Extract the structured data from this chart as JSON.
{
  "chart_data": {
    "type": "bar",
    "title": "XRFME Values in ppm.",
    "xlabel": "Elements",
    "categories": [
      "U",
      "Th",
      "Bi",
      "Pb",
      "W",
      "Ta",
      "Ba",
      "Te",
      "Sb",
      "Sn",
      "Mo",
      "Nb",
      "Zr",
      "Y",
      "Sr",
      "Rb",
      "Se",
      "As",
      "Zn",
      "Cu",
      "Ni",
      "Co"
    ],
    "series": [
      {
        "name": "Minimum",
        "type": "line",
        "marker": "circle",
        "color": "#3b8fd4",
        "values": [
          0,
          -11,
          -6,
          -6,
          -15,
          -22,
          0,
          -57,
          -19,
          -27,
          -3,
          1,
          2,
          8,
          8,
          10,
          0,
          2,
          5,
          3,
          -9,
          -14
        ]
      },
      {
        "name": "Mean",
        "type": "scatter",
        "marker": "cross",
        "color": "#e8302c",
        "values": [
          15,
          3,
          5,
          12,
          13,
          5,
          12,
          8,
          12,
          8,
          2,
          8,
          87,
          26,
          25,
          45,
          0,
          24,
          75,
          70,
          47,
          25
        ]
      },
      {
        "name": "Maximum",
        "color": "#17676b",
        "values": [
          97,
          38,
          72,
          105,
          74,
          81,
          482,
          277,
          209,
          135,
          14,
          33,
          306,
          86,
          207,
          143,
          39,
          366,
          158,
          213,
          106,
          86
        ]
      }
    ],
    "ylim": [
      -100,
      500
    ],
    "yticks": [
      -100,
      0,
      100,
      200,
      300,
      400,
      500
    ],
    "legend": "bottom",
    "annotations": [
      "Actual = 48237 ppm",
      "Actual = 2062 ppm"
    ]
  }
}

Exercise directions:
List all lines holding the string "color".

Result of this exercise:
        "color": "#3b8fd4",
        "color": "#e8302c",
        "color": "#17676b",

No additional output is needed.